Exercise instructions: Reproduce each line from the records that holds "document".

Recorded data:
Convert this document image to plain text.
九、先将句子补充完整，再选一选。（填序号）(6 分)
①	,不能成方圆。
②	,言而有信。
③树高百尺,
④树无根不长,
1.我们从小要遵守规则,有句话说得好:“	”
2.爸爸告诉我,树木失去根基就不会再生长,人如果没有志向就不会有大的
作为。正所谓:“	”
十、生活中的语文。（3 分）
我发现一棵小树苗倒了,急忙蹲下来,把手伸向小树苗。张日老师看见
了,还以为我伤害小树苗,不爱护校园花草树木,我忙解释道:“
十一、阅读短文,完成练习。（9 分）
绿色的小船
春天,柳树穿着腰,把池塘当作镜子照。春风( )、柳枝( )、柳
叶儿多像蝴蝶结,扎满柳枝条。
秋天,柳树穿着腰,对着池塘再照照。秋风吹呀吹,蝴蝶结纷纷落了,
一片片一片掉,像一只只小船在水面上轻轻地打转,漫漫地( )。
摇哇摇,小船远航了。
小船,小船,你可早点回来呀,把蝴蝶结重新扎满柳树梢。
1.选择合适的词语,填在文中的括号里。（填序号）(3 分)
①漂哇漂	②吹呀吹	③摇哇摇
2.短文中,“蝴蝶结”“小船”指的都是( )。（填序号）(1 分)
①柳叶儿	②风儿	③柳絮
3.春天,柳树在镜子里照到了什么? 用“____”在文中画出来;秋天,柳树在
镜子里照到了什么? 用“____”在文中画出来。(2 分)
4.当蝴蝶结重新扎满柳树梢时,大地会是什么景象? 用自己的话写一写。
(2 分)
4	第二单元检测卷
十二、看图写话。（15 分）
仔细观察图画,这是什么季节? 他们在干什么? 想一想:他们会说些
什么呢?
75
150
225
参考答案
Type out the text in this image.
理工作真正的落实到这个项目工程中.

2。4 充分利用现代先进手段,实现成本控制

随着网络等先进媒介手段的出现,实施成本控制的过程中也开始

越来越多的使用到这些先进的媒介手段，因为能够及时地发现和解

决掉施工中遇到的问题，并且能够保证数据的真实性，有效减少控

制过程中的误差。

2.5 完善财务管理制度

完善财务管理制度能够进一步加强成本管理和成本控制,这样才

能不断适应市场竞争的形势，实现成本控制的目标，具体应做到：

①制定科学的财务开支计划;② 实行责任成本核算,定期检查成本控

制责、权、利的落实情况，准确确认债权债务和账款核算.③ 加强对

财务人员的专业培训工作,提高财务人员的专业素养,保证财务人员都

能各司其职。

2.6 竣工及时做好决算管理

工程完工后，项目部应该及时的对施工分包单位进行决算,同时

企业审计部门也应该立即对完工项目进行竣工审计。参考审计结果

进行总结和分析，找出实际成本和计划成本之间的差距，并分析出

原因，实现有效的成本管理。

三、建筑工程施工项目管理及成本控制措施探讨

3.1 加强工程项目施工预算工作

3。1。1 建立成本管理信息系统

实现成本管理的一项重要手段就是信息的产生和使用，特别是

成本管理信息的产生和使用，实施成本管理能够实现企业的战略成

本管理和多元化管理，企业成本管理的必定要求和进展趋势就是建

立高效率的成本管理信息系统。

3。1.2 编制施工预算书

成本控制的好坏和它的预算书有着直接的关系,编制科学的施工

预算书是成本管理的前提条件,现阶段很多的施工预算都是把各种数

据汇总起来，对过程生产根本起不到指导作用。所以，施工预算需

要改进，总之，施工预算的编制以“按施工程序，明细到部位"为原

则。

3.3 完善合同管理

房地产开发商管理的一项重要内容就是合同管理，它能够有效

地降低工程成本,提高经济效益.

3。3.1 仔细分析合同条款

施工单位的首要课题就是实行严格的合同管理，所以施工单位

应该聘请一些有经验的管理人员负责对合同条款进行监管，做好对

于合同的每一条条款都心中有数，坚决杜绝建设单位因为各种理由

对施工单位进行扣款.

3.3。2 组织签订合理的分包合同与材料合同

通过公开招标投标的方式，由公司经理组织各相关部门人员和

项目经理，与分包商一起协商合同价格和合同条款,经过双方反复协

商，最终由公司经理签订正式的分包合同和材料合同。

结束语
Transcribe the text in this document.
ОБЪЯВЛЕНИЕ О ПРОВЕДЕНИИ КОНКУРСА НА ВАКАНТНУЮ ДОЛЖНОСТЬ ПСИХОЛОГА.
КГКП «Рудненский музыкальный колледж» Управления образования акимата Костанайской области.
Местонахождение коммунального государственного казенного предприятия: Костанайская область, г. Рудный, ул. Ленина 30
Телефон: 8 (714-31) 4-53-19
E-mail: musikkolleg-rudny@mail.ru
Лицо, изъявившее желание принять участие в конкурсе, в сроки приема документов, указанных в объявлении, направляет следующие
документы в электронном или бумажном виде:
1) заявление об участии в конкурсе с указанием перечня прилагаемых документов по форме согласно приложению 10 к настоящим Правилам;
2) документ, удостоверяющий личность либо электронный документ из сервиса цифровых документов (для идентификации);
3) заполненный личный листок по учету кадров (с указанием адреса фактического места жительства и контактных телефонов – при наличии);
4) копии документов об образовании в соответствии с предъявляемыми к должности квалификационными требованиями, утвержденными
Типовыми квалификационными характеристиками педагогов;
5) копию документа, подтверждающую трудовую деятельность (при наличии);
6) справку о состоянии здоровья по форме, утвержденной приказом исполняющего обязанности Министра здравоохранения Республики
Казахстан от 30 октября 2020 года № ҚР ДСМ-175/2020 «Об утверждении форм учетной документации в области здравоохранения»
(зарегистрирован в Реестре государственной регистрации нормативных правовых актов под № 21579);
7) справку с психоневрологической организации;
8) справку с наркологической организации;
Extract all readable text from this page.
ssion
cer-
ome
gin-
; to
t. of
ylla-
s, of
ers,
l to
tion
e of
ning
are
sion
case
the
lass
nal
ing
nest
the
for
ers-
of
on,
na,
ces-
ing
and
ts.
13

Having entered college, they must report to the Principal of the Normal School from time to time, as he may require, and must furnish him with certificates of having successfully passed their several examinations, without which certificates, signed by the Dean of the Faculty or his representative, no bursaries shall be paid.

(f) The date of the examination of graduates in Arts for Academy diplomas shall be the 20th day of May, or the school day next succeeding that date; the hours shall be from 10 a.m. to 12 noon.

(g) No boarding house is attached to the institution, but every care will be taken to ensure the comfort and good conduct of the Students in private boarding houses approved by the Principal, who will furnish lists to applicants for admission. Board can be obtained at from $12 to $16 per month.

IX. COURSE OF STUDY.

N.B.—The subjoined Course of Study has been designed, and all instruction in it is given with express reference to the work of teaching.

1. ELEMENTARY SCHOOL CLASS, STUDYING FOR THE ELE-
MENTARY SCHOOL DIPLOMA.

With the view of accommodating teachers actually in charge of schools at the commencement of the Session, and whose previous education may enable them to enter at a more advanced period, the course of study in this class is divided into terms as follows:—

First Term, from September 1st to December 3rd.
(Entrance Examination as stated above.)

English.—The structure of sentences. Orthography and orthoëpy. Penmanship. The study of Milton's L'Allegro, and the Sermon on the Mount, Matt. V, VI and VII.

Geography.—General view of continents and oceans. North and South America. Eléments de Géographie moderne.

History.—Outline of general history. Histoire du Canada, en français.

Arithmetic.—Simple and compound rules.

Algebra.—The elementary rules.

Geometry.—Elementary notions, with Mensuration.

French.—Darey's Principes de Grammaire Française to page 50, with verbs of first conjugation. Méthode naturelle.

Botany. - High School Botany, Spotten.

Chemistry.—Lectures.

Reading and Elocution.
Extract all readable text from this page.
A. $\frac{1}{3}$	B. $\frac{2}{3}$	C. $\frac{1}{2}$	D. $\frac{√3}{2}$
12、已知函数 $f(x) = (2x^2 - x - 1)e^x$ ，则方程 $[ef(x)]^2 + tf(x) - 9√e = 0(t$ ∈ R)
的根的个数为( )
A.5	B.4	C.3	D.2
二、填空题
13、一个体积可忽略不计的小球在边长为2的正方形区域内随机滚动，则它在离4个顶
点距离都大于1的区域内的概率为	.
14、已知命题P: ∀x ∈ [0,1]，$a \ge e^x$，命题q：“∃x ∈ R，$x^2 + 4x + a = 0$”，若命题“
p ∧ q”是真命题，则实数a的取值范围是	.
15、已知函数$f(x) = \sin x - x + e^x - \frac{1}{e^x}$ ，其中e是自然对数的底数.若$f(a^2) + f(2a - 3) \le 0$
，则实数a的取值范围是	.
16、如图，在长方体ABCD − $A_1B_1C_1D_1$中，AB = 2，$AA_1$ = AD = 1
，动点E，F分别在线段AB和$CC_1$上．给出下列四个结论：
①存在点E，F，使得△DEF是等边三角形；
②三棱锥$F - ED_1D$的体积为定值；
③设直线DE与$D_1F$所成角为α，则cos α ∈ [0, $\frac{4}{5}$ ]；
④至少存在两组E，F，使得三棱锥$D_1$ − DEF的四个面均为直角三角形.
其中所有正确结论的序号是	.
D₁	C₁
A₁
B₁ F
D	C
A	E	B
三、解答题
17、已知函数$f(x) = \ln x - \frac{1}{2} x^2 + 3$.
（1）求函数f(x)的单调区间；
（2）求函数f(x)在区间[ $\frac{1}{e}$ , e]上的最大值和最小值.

The completed task:
Convert this document image to plain text.
Transcribe the text in this document.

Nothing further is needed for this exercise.